Task goal —
Begin with the line that contains "Transcribe the text in this document." and transcribe each line after it, up to and including the last line of the listing below.

[Extracted data entries]
-=-=-=-=-
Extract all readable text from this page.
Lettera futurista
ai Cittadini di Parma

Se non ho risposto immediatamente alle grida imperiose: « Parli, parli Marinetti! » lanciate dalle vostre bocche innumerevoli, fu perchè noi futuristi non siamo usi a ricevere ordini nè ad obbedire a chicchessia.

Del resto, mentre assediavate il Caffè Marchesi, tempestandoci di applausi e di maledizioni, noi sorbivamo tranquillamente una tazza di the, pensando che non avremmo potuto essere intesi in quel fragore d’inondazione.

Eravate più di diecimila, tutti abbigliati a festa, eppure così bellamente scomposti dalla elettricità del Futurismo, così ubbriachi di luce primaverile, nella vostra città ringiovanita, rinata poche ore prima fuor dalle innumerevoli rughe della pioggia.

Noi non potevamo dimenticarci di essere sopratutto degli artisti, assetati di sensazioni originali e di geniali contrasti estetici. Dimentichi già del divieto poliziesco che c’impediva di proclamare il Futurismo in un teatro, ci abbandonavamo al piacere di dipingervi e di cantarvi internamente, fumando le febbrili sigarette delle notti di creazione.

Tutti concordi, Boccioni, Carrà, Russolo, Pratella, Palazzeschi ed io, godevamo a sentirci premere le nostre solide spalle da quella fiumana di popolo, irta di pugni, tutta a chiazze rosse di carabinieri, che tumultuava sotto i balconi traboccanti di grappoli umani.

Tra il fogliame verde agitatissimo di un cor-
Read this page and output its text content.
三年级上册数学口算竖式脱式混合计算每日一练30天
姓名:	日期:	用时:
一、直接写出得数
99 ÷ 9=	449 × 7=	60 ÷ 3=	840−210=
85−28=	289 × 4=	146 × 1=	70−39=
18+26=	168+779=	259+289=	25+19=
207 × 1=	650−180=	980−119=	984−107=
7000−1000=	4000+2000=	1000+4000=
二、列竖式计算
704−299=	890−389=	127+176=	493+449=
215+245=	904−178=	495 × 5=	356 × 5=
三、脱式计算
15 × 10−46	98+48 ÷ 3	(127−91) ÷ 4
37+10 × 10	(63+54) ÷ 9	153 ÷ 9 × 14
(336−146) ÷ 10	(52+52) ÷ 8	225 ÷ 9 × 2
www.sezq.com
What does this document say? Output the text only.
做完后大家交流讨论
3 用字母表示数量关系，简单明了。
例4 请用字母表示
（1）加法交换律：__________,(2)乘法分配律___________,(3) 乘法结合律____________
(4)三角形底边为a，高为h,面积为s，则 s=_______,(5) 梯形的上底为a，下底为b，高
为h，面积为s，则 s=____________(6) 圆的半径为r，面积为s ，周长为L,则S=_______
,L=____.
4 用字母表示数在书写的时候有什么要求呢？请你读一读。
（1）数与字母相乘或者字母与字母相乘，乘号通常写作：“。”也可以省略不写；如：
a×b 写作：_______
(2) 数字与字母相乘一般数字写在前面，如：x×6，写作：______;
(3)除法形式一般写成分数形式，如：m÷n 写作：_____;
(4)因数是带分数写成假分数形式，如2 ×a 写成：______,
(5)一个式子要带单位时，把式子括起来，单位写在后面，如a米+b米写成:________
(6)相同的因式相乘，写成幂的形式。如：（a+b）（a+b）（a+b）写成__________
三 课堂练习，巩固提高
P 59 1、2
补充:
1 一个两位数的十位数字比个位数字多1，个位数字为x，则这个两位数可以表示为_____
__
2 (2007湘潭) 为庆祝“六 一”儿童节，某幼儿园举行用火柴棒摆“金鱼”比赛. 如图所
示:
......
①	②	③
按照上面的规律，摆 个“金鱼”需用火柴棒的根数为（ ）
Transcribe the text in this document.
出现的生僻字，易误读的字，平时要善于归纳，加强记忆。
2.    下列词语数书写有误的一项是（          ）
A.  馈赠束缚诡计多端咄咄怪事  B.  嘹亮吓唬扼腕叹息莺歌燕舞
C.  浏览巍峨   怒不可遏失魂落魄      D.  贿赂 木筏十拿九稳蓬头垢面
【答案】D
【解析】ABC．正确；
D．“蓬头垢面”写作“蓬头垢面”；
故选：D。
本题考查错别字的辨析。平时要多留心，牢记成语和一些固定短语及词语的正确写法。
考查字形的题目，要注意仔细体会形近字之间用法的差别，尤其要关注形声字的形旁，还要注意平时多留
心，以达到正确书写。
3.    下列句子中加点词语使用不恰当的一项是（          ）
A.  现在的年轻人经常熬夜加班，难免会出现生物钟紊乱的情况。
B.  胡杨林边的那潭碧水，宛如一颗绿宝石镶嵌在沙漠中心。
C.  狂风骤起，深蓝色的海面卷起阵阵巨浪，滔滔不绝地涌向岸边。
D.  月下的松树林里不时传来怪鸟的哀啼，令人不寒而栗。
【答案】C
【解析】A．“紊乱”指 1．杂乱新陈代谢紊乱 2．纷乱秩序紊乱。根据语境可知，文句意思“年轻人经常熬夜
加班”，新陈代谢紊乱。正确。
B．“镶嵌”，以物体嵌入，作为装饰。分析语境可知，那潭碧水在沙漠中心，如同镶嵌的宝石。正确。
-=-=-=-=-
Correct output —
Transcribe the text in this document.
出现的生僻字，易误读的字，平时要善于归纳，加强记忆。
2.    下列词语数书写有误的一项是（          ）
A.  馈赠束缚诡计多端咄咄怪事  B.  嘹亮吓唬扼腕叹息莺歌燕舞
C.  浏览巍峨   怒不可遏失魂落魄      D.  贿赂 木筏十拿九稳蓬头垢面
【答案】D
【解析】ABC．正确；
D．“蓬头垢面”写作“蓬头垢面”；
故选：D。
本题考查错别字的辨析。平时要多留心，牢记成语和一些固定短语及词语的正确写法。
考查字形的题目，要注意仔细体会形近字之间用法的差别，尤其要关注形声字的形旁，还要注意平时多留
心，以达到正确书写。
3.    下列句子中加点词语使用不恰当的一项是（          ）
A.  现在的年轻人经常熬夜加班，难免会出现生物钟紊乱的情况。
B.  胡杨林边的那潭碧水，宛如一颗绿宝石镶嵌在沙漠中心。
C.  狂风骤起，深蓝色的海面卷起阵阵巨浪，滔滔不绝地涌向岸边。
D.  月下的松树林里不时传来怪鸟的哀啼，令人不寒而栗。
【答案】C
【解析】A．“紊乱”指 1．杂乱新陈代谢紊乱 2．纷乱秩序紊乱。根据语境可知，文句意思“年轻人经常熬夜
加班”，新陈代谢紊乱。正确。
B．“镶嵌”，以物体嵌入，作为装饰。分析语境可知，那潭碧水在沙漠中心，如同镶嵌的宝石。正确。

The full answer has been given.